- Directions
Repeat the whole listing exactly.

------

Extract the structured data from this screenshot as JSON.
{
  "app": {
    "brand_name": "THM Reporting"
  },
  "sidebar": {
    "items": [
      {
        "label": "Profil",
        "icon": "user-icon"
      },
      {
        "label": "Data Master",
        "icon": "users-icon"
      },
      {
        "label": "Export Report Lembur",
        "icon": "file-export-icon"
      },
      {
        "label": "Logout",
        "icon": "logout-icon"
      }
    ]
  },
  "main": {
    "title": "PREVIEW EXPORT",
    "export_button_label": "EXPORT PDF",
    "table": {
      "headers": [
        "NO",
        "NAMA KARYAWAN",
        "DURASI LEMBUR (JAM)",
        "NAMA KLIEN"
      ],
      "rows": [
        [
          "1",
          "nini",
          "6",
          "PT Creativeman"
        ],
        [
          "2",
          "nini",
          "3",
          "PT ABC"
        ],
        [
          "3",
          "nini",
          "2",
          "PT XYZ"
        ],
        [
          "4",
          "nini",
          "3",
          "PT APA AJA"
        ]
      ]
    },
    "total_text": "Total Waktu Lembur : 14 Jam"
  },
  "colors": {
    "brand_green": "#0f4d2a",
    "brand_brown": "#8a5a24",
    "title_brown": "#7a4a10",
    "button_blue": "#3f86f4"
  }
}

------

- Complete answer
Extract the structured data from this screenshot as JSON.
{
  "app": {
    "brand_name": "THM Reporting"
  },
  "sidebar": {
    "items": [
      {
        "label": "Profil",
        "icon": "user-icon"
      },
      {
        "label": "Data Master",
        "icon": "users-icon"
      },
      {
        "label": "Export Report Lembur",
        "icon": "file-export-icon"
      },
      {
        "label": "Logout",
        "icon": "logout-icon"
      }
    ]
  },
  "main": {
    "title": "PREVIEW EXPORT",
    "export_button_label": "EXPORT PDF",
    "table": {
      "headers": [
        "NO",
        "NAMA KARYAWAN",
        "DURASI LEMBUR (JAM)",
        "NAMA KLIEN"
      ],
      "rows": [
        [
          "1",
          "nini",
          "6",
          "PT Creativeman"
        ],
        [
          "2",
          "nini",
          "3",
          "PT ABC"
        ],
        [
          "3",
          "nini",
          "2",
          "PT XYZ"
        ],
        [
          "4",
          "nini",
          "3",
          "PT APA AJA"
        ]
      ]
    },
    "total_text": "Total Waktu Lembur : 14 Jam"
  },
  "colors": {
    "brand_green": "#0f4d2a",
    "brand_brown": "#8a5a24",
    "title_brown": "#7a4a10",
    "button_blue": "#3f86f4"
  }
}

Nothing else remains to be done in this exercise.